• Task to carry out:
Repeat each entry word for word. Leave any images out of the copy.

• Data to use:
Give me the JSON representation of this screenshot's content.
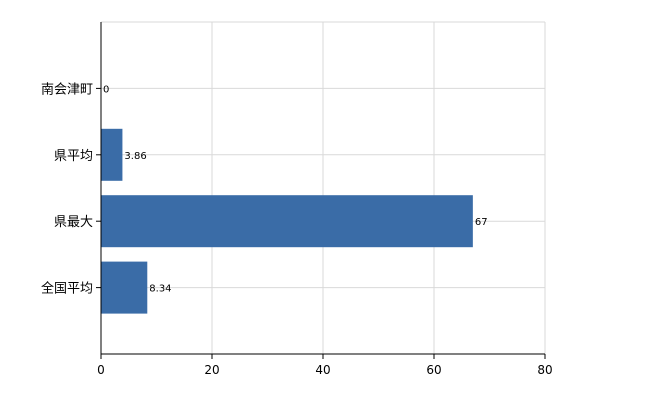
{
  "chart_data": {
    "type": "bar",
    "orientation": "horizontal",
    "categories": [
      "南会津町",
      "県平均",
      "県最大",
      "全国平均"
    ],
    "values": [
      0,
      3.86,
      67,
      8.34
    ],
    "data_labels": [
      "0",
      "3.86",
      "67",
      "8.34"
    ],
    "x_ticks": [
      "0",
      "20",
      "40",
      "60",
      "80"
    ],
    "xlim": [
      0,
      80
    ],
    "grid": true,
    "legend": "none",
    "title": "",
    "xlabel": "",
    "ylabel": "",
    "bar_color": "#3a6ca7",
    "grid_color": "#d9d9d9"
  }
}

• The solution:
Give me the JSON representation of this screenshot's content.
{
  "chart_data": {
    "type": "bar",
    "orientation": "horizontal",
    "categories": [
      "南会津町",
      "県平均",
      "県最大",
      "全国平均"
    ],
    "values": [
      0,
      3.86,
      67,
      8.34
    ],
    "data_labels": [
      "0",
      "3.86",
      "67",
      "8.34"
    ],
    "x_ticks": [
      "0",
      "20",
      "40",
      "60",
      "80"
    ],
    "xlim": [
      0,
      80
    ],
    "grid": true,
    "legend": "none",
    "title": "",
    "xlabel": "",
    "ylabel": "",
    "bar_color": "#3a6ca7",
    "grid_color": "#d9d9d9"
  }
}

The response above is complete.